--- start of PAGE ---
Skip to content

Pinpoint


Version-1.6.0 · Experimental


The built-in Pinpoint Agent in Datakit is used to receive, calculate, and analyze Pinpoint Tracing protocol data.

Configuration

Collector Configuration

Enter the conf.d/pinpoint directory under the DataKit installation directory, copy pinpoint.conf.sample and name it pinpoint.conf. Examples are as follows:

[[inputs.pinpoint]]
  ## Pinpoint service endpoint for
  ## - Span Server
  ## - Agent Server(unimplemented, for service intactness and compatibility)
  ## - Metadata Server(unimplemented, for service intactness and compatibility)
  ## - Profiler Server(unimplemented, for service intactness and compatibility)
  address = "127.0.0.1:9991"

  ## Keep rare tracing resources list switch.
  ## If some resources are rare enough(not presend in 1 hour), those resource will always send
  ## to data center and do not consider samplers and filters.
  # keep_rare_resource = false

  ## delete trace message
  # del_message = true

  ## Ignore tracing resources map like service:[resources...].
  ## The service name is the full service name in current application.
  ## The resource list is regular expressions uses to block resource names.
  ## If you want to block some resources universally under all services, you can set the
  ## service name as "*". Note: double quotes "" cannot be omitted.
  # [inputs.pinpoint.close_resource]
    # service1 = ["resource1", "resource2", ...]
    # service2 = ["resource1", "resource2", ...]
    # "*" = ["close_resource_under_all_services"]
    # ...

  ## Sampler config uses to set global sampling strategy.
  ## sampling_rate used to set global sampling rate.
  # [inputs.pinpoint.sampler]
    # sampling_rate = 1.0

  # [inputs.pinpoint.tags]
    # key1 = "value1"
    # key2 = "value2"
    # ...

  ## Storage config a local storage space in hard dirver to cache trace data.
  ## path is the local file path used to cache data.
  ## capacity is total space size(MB) used to store data.
  # [inputs.pinpoint.storage]
    # path = "./pinpoint_storage"
--- end of PAGE ---
Continue the DataKit Pinpoint configuration page from where it stops.
--- start of DATA SHOWN ---
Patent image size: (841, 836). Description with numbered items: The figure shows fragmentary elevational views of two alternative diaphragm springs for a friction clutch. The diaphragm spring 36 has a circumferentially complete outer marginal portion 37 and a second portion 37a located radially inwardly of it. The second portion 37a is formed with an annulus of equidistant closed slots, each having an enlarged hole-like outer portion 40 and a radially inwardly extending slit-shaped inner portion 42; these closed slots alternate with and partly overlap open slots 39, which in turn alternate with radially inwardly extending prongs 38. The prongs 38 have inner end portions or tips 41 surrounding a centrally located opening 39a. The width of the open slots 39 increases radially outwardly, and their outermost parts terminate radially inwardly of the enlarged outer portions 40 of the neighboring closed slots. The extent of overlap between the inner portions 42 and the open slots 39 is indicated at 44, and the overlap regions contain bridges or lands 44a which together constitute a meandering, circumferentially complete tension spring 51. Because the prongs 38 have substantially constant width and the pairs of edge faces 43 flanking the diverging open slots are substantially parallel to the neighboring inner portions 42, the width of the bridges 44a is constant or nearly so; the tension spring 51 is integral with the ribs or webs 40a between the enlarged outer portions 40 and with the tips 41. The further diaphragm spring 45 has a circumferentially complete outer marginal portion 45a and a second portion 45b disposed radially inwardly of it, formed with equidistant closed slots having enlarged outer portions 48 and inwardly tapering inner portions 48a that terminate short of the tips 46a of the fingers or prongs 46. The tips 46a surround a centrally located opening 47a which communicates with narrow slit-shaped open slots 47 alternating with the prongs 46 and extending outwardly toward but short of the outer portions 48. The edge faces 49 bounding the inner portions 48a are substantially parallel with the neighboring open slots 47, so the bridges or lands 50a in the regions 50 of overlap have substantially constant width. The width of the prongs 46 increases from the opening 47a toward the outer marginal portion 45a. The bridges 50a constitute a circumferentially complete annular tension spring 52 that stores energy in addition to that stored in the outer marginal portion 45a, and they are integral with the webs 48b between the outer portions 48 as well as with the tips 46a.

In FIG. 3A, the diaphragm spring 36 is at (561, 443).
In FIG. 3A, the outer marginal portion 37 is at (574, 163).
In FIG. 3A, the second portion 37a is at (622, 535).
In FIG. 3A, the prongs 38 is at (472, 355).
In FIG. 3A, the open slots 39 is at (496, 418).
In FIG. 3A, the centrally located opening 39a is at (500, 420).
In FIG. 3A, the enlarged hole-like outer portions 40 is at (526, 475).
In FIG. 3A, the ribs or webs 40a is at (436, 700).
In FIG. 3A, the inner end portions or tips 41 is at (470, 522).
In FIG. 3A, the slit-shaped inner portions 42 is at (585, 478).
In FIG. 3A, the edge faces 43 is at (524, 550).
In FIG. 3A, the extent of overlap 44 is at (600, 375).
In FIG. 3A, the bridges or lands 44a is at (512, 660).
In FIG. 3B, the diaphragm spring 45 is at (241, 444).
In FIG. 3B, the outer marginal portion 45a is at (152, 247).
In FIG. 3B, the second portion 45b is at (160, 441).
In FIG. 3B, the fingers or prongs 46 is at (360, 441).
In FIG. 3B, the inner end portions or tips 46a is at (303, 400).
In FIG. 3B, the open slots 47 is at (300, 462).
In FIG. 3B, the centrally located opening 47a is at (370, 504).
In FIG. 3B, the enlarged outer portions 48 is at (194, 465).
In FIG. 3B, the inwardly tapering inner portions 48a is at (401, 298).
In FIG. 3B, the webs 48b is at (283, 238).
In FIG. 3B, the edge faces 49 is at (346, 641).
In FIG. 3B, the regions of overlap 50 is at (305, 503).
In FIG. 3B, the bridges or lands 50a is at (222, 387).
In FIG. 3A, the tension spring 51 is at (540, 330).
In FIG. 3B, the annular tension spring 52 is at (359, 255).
--- end of DATA SHOWN ---
▸ **REPLY**:
    # capacity = 5120

Datakit Pinpoint Agent listening address configuration items are:

# Pinpoint GRPC service endpoint for
# - Span Server
# - Agent Server(unimplemented, for service intactness and compatibility)
# - Metadata Server(unimplemented, for service intactness and compatibility)
# - Profiler Server(unimplemented, for service intactness and compatibility)
address = "127.0.0.1:9991"

After configuration, Restart DataKit.

Can be turned on by ConfigMap Injection Collector Configuration or Config ENV_DATAKIT_INPUTS .

Can also be turned on by environment variables, (needs to be added as the default collector in ENV_DEFAULT_ENABLED_INPUTS):

  • ENV_INPUT_PINPOINT_ADDRESS

    Agent span server

    Type: String

    ConfField: address

    Example: 127.0.0.1:9991

  • ENV_INPUT_PINPOINT_KEEP_RARE_RESOURCE

    Keep rare tracing resources list switch

    Type: Boolean

    ConfField: keep_rare_resource

    Default: false

  • ENV_INPUT_PINPOINT_DEL_MESSAGE

    Delete trace message

    Type: Boolean

    ConfField: del_message

    Default: false

  • ENV_INPUT_PINPOINT_CLOSE_RESOURCE

    Ignore tracing resources that service (regular)

    Type: JSON

    ConfField: close_resource

    Example: {"service1":["resource1","other"],"service2":["resource2","other"]}

  • ENV_INPUT_PINPOINT_SAMPLER

    Global sampling rate

    Type: Float

    ConfField: sampler

    Example: 0.3

  • ENV_INPUT_PINPOINT_STORAGE

    Local cache file path and size (MB)

    Type: JSON

    ConfField: storage

    Example: {"storage":"./pinpoint_storage", "capacity": 5120}

  • ENV_INPUT_PINPOINT_TAGS

    Customize tags. If there is a tag with the same name in the configuration file, it will be overwritten

    Type: JSON

    ConfField: tags

    Example: {"k1":"v1", "k2":"v2", "k3":"v3"}

The Pinpoint Agent in Datakit has the following limitations
  • Currently only supports gRPC protocol
  • Multiple services (Agent/Metadata/Stat/Span) combined into one service use the same port
  • There are differences between Pinpoint links and Datakit links, see below for details

Pinpoint Agent configuration

  • Download the required Pinpoint APM Agent

Pinpoint supports the multi-language APM Collector. This document uses JAVA Agent for configuration. Download JAVA APM Collector.

  • Configure Pinpoint APM Collector, open /path_to_pinpoint_agent/pinpoint-root.config and configure the corresponding multi-service ports

    • Configure profiler.transport.module = GRPC
    • Configure profiler.transport.grpc.agent.collector.port = 9991 (i.e. the port configured in Datakit Pinpoint Agent)
    • Configure profiler.transport.grpc.metadata.collector.port = 9991(i.e. the port configured in Datakit Pinpoint Agent)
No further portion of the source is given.